# WHAT TO DO:
Write out the passage of the review of On Site that opens with the words containing "Now, so does" and closes with "in site-specific work--palpable.".

===== PASSAGE PROVIDED

Now, so does his new book, On Site: Methods for Site-Specific Performance Creation published in 2022 by Oxford University Press. In this comprehensive, wonderfully organized volume, he shares his extensive knowledge of a multi-facted genre, and he does so with elegant logic, along with a spirit of generosity and care. This care extends to a large array of “guests”—24 fellow artists who also make work in non-traditional spaces and share their thoughts, creating a subtle, antiphonal rhythm throughout that makes the role of collaborators­­--both in the volume and in site-specific work--palpable.

 

On Site is no dry or abstruse tome. It’s an homage, first and foremost, to performance in non-traditional spaces, and it is a stunning template that takes the reader step by step through the processes, beginning wide—with site visits—to constructing structures, gathering partners, participants, pr, money, budgets, tech, costumes, documentation and, at the end, designing and making assessments. While intended for artists and performers, it’s the kind of text that could benefit other explorers and creative experimenters. It’s also a worthy desktop bible. If you’re worried you’ve forgotten some detail before you put your unpermitted performance on the city street, you might consult On Site.

 

The organization of any how-to book can be one of the toughest problems for an author to tame, but in On Site the structure of information is a triumph of clarity and nuance. It’s organized with meticulous use of clean, serif-less headings, bold-faced subtitles, simple but elegantly boxed-in quotes, and highly legible tables, creating a seamless reading experience. This allows one to grasp in an instant what is being transmitted in each chapter or section. It’s conducive both to deep dives and to browsing, and, presumably, readers will do both, repeatedly, as they search for how to navigate co-producing, or nailing that parade permit overnight.

==========
===== DATA PROVIDED

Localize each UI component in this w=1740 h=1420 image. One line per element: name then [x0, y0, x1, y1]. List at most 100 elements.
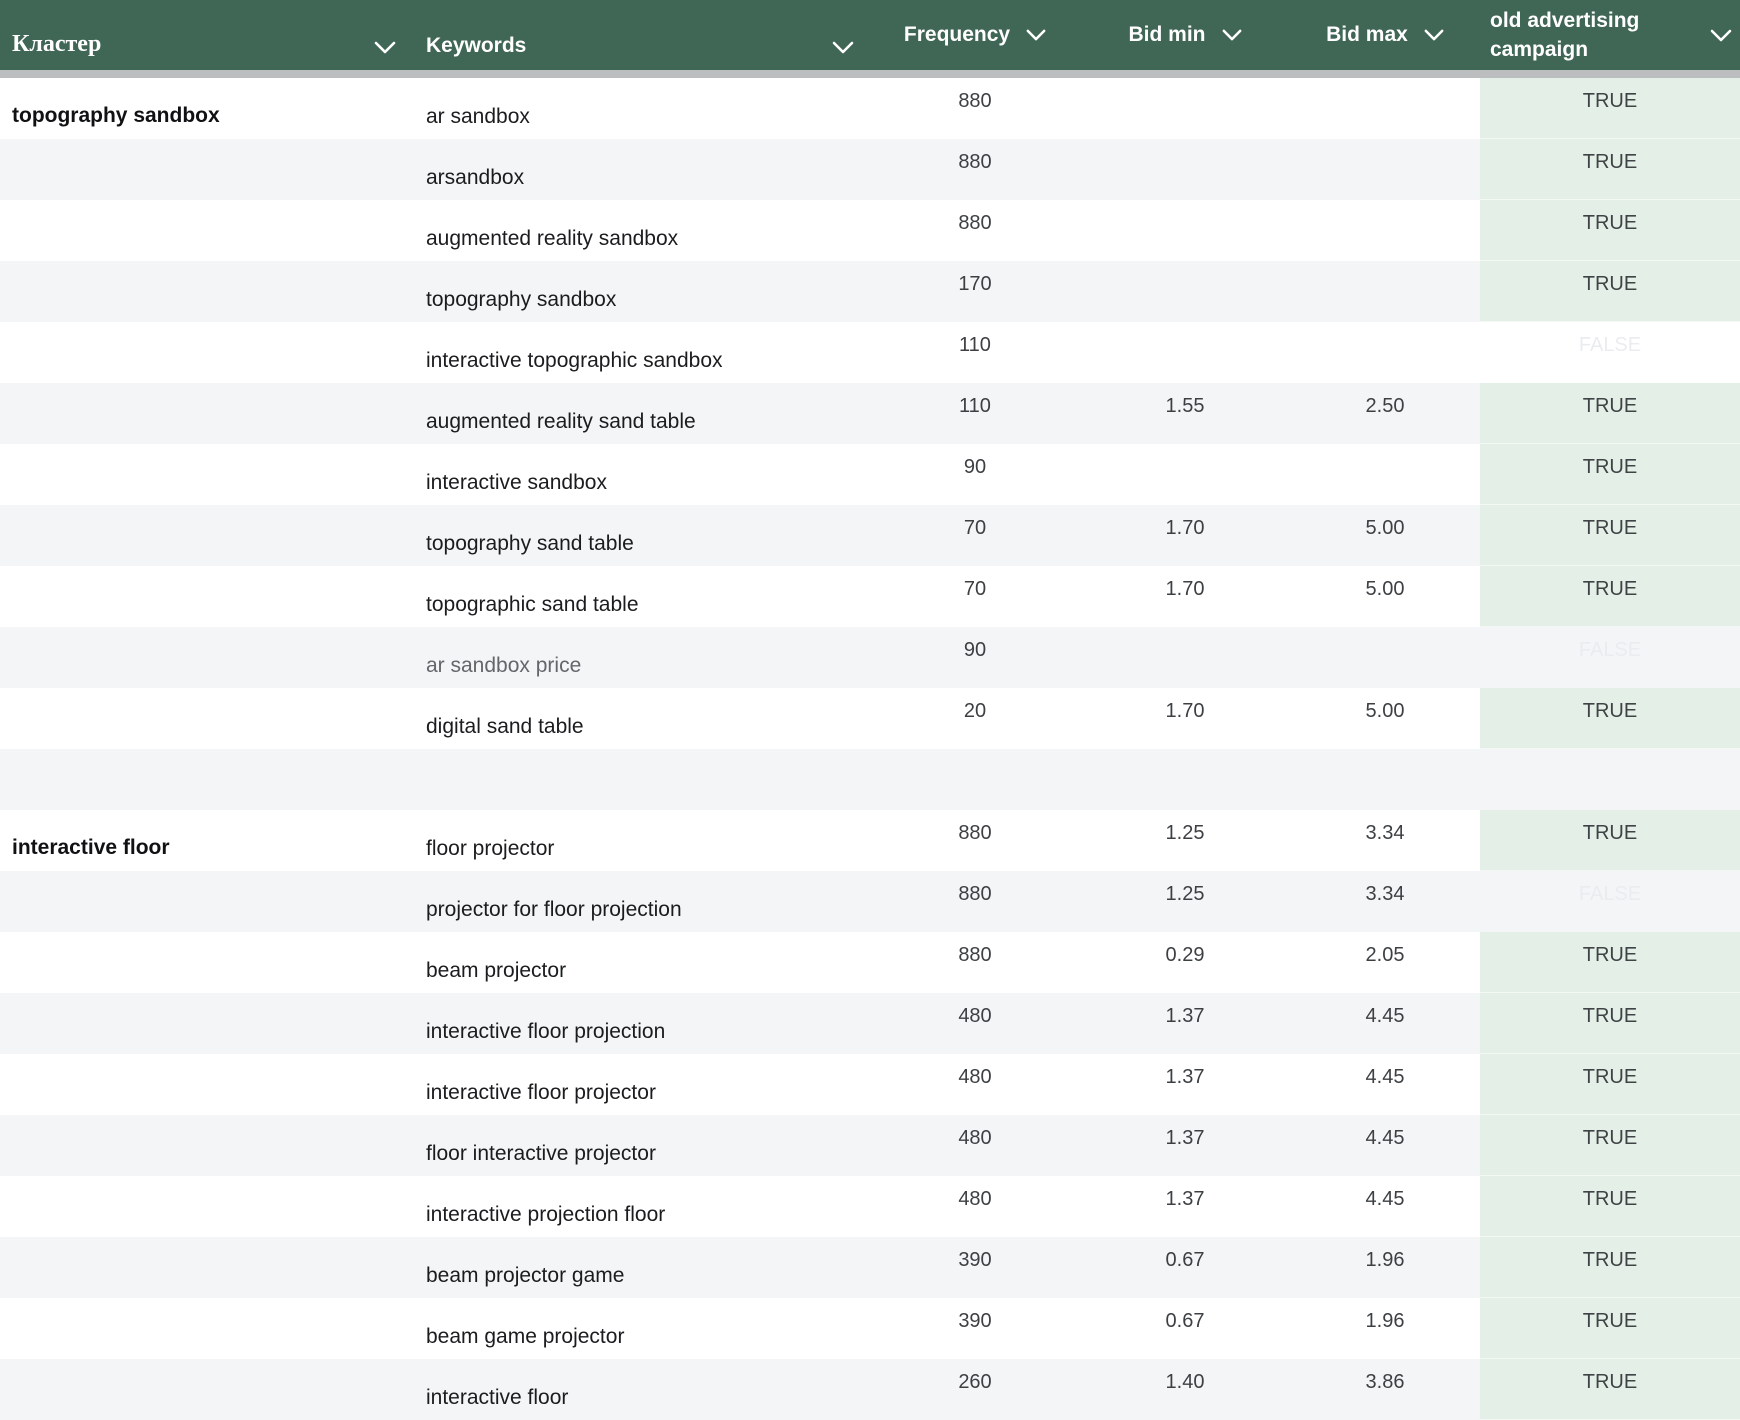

==========

# IN RESPONSE:
Now, so does his new book, On Site: Methods for Site-Specific Performance Creation published in 2022 by Oxford University Press. In this comprehensive, wonderfully organized volume, he shares his extensive knowledge of a multi-facted genre, and he does so with elegant logic, along with a spirit of generosity and care. This care extends to a large array of “guests”—24 fellow artists who also make work in non-traditional spaces and share their thoughts, creating a subtle, antiphonal rhythm throughout that makes the role of collaborators­­--both in the volume and in site-specific work--palpable.